▶ **Records to use**:
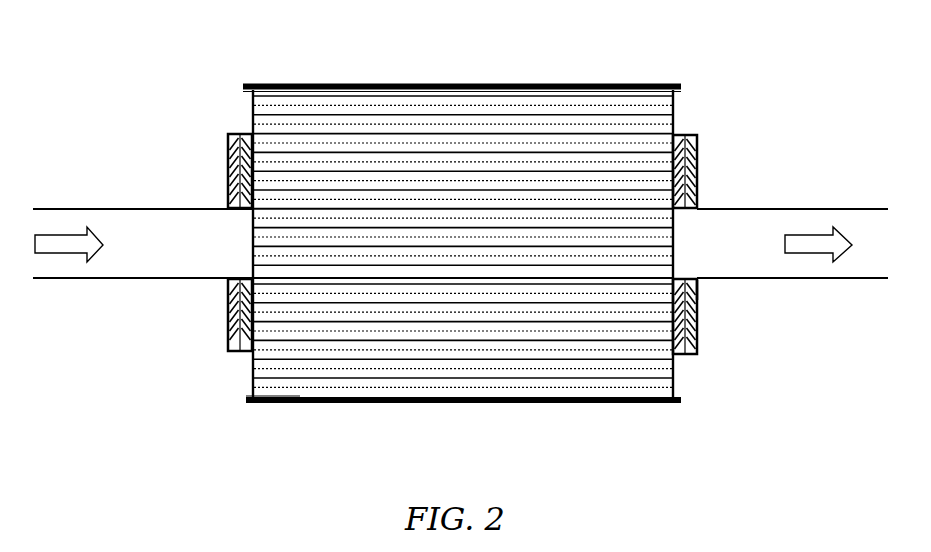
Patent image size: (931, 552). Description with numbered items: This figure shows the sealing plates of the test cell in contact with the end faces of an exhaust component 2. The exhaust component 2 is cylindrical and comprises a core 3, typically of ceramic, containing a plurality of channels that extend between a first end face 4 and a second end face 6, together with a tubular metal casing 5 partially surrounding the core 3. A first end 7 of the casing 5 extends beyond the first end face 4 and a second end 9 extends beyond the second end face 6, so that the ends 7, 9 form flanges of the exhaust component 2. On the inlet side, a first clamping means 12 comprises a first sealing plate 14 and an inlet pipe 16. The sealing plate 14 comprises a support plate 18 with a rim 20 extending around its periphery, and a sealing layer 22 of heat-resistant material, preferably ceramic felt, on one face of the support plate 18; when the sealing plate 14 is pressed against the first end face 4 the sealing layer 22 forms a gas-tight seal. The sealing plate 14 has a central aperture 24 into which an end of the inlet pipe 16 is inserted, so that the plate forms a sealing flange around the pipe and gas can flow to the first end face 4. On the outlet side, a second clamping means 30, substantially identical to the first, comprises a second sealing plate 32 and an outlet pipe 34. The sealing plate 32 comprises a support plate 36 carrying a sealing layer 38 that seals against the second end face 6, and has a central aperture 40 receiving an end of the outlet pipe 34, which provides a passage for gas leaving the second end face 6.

The exhaust component 2 is at (439, 241).
The core 3 is at (592, 363).
The first end face 4 is at (246, 122).
The casing 5 is at (437, 83).
The second end face 6 is at (511, 410).
The first end 7 is at (247, 358).
The second end 9 is at (685, 90).
The first clamping means 12 is at (157, 310).
The first sealing plate 14 is at (225, 353).
The inlet pipe 16 is at (143, 208).
The support plate 18 is at (201, 166).
The rim 20 is at (473, 271).
The sealing layer 22 is at (233, 185).
The central aperture 24 is at (207, 345).
The second clamping means 30 is at (746, 184).
The second sealing plate 32 is at (702, 140).
The outlet pipe 34 is at (843, 208).
The support plate 36 is at (698, 340).
The sealing layer 38 is at (763, 324).
The central aperture 40 is at (700, 282).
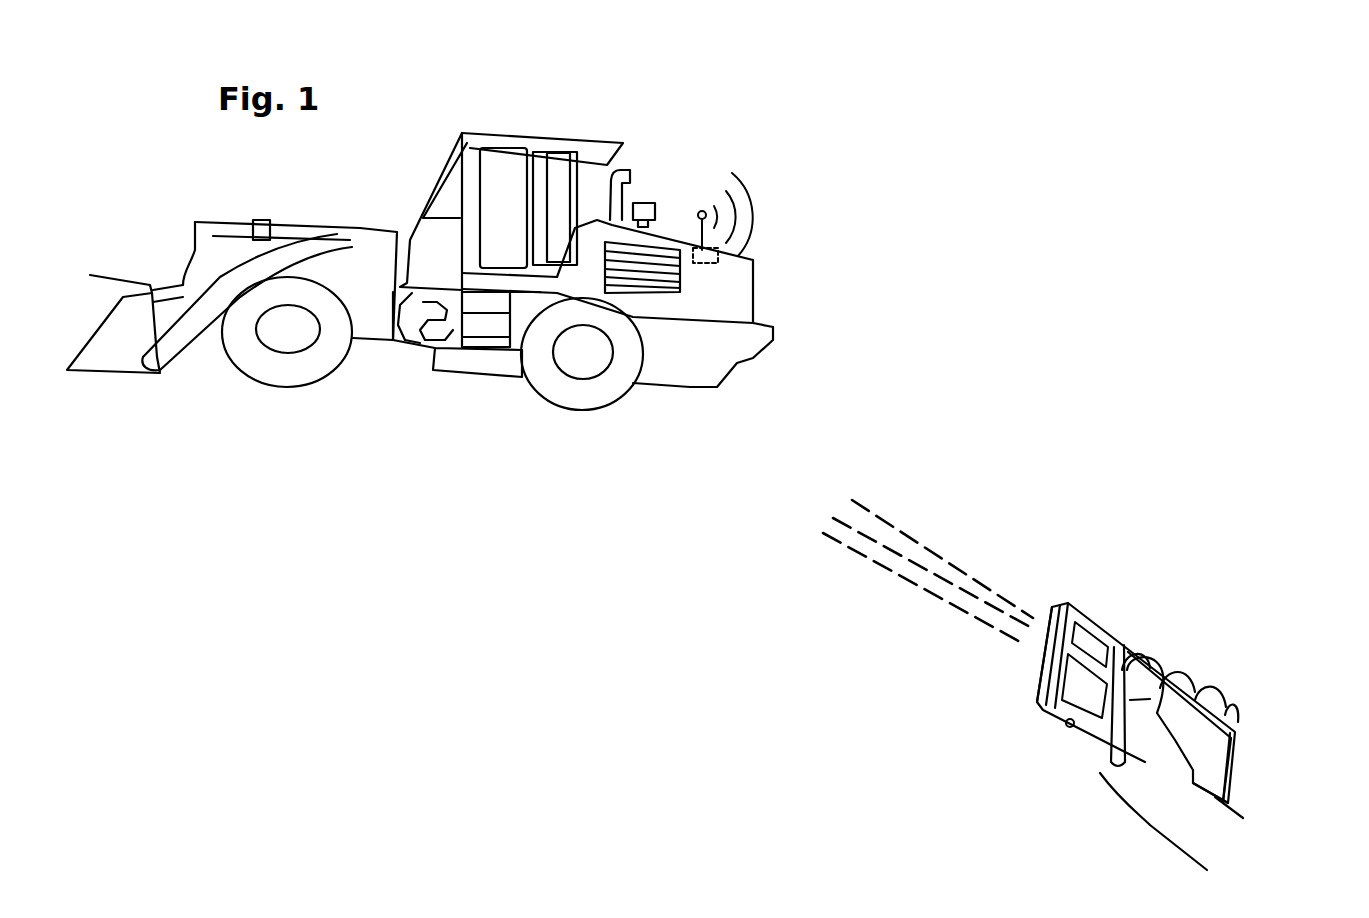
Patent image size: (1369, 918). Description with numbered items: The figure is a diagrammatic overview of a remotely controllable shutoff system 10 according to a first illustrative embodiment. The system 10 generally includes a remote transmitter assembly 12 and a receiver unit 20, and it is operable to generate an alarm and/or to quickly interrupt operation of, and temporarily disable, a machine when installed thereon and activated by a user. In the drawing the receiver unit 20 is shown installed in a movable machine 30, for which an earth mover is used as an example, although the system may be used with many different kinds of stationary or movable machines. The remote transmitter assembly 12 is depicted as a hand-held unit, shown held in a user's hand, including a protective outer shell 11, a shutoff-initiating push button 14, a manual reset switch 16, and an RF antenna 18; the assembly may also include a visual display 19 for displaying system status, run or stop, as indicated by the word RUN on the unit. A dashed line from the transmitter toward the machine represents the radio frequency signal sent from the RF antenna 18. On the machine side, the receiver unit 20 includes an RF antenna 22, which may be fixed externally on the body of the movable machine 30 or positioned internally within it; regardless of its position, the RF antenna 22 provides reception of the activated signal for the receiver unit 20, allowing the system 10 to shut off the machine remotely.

The remotely controllable shutoff system 10 is at (630, 625).
The protective outer shell 11 is at (1246, 729).
The remote transmitter assembly 12 is at (1168, 652).
The shutoff-initiating push button 14 is at (1096, 637).
The manual reset switch 16 is at (1060, 740).
The RF antenna 18 is at (1046, 655).
The visual display 19 is at (1128, 645).
The receiver unit 20 is at (715, 258).
The RF antenna 22 is at (698, 200).
The movable machine 30 is at (409, 401).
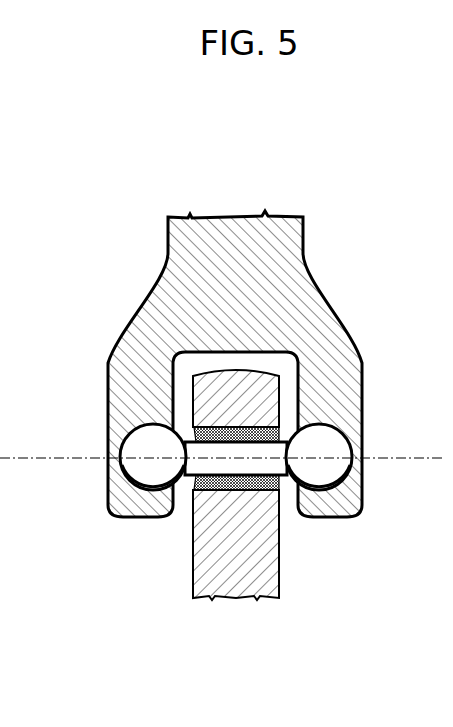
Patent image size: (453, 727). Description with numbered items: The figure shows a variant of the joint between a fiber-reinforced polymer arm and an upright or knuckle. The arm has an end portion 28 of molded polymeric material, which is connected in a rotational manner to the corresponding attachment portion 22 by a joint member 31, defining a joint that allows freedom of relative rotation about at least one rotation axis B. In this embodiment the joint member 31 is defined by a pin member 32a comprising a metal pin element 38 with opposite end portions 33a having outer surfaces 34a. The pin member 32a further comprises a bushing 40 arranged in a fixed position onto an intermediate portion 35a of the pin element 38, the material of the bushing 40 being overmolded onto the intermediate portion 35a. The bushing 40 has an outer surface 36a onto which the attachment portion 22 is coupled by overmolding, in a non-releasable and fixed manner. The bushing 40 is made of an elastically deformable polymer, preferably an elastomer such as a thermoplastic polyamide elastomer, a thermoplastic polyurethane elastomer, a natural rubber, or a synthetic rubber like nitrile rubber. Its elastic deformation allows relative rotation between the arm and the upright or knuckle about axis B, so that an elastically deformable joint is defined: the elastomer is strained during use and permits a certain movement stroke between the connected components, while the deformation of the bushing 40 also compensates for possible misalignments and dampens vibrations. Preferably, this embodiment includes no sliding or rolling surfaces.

The end portion 28 is at (223, 290).
The attachment portion 22 is at (242, 598).
The joint member 31 is at (340, 500).
The pin member 32a is at (312, 412).
The metal pin element 38 is at (330, 412).
The end portions 33a is at (148, 479).
The outer surfaces 34a is at (144, 410).
The intermediate portion 35a is at (292, 482).
The outer surface 36a is at (250, 500).
The bushing 40 is at (190, 479).
The rotation axis B is at (12, 482).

▶ **Aim**: Could you give the records from the start through the line containing "The first sealing plate 14 is at (225, 353)." as a two-column CSV with headers description and locations, one row per record holding its text and its answer, each in a single quoted field with line breaks turned into spaces? Leave the pictures out.

▶ **Result of this task**:
description,locations
"Patent image size: (931, 552). Description with numbered items: This figure shows the sealing plates of the test cell in contact with the end faces of an exhaust component 2. The exhaust component 2 is cylindrical and comprises a core 3, typically of ceramic, containing a plurality of channels that extend between a first end face 4 and a second end face 6, together with a tubular metal casing 5 partially surrounding the core 3. A first end 7 of the casing 5 extends beyond the first end face 4 and a second end 9 extends beyond the second end face 6, so that the ends 7, 9 form flanges of the exhaust component 2. On the inlet side, a first clamping means 12 comprises a first sealing plate 14 and an inlet pipe 16. The sealing plate 14 comprises a support plate 18 with a rim 20 extending around its periphery, and a sealing layer 22 of heat-resistant material, preferably ceramic felt, on one face of the support plate 18; when the sealing plate 14 is pressed against the first end face 4 the sealing layer 22 forms a gas-tight seal. The sealing plate 14 has a central aperture 24 into which an end of the inlet pipe 16 is inserted, so that the plate forms a sealing flange around the pipe and gas can flow to the first end face 4. On the outlet side, a second clamping means 30, substantially identical to the first, comprises a second sealing plate 32 and an outlet pipe 34. The sealing plate 32 comprises a support plate 36 carrying a sealing layer 38 that seals against the second end face 6, and has a central aperture 40 receiving an end of the outlet pipe 34, which provides a passage for gas leaving the second end face 6.","The exhaust component 2 is at (439, 241). The core 3 is at (592, 363). The first end face 4 is at (246, 122). The casing 5 is at (437, 83). The second end face 6 is at (511, 410). The first end 7 is at (247, 358). The second end 9 is at (685, 90). The first clamping means 12 is at (157, 310). The first sealing plate 14 is at (225, 353)."